INSTRUCTIONS TO FOLLOW: The records below must be output exactly, without pictures.

Stored entries:
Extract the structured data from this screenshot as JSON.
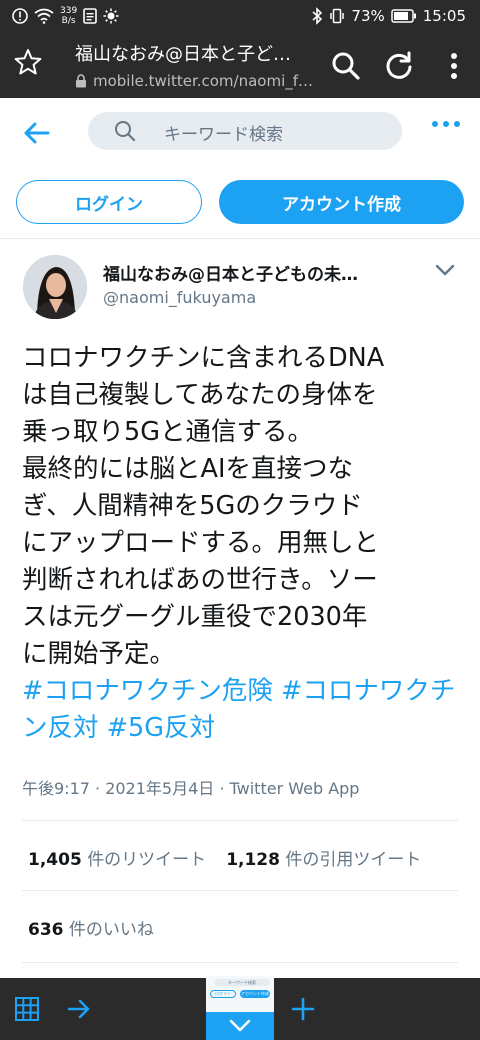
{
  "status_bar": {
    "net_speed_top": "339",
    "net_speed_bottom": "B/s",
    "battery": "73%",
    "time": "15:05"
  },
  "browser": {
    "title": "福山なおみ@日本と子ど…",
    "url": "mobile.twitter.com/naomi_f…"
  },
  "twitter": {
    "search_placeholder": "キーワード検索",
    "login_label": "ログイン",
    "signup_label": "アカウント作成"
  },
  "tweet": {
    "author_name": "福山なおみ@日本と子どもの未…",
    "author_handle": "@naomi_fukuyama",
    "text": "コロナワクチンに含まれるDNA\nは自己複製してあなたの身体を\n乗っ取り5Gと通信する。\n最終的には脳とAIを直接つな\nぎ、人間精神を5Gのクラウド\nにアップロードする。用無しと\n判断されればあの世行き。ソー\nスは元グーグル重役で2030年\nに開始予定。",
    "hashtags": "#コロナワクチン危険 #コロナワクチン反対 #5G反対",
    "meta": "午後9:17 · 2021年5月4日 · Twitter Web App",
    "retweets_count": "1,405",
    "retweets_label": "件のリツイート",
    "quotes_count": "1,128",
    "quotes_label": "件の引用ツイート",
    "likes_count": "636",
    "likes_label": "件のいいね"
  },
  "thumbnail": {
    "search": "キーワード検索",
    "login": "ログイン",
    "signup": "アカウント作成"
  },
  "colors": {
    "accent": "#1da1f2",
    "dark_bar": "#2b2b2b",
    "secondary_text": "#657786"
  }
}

WRITTEN ANSWER:
Extract the structured data from this screenshot as JSON.
{
  "status_bar": {
    "net_speed_top": "339",
    "net_speed_bottom": "B/s",
    "battery": "73%",
    "time": "15:05"
  },
  "browser": {
    "title": "福山なおみ@日本と子ど…",
    "url": "mobile.twitter.com/naomi_f…"
  },
  "twitter": {
    "search_placeholder": "キーワード検索",
    "login_label": "ログイン",
    "signup_label": "アカウント作成"
  },
  "tweet": {
    "author_name": "福山なおみ@日本と子どもの未…",
    "author_handle": "@naomi_fukuyama",
    "text": "コロナワクチンに含まれるDNA\nは自己複製してあなたの身体を\n乗っ取り5Gと通信する。\n最終的には脳とAIを直接つな\nぎ、人間精神を5Gのクラウド\nにアップロードする。用無しと\n判断されればあの世行き。ソー\nスは元グーグル重役で2030年\nに開始予定。",
    "hashtags": "#コロナワクチン危険 #コロナワクチン反対 #5G反対",
    "meta": "午後9:17 · 2021年5月4日 · Twitter Web App",
    "retweets_count": "1,405",
    "retweets_label": "件のリツイート",
    "quotes_count": "1,128",
    "quotes_label": "件の引用ツイート",
    "likes_count": "636",
    "likes_label": "件のいいね"
  },
  "thumbnail": {
    "search": "キーワード検索",
    "login": "ログイン",
    "signup": "アカウント作成"
  },
  "colors": {
    "accent": "#1da1f2",
    "dark_bar": "#2b2b2b",
    "secondary_text": "#657786"
  }
}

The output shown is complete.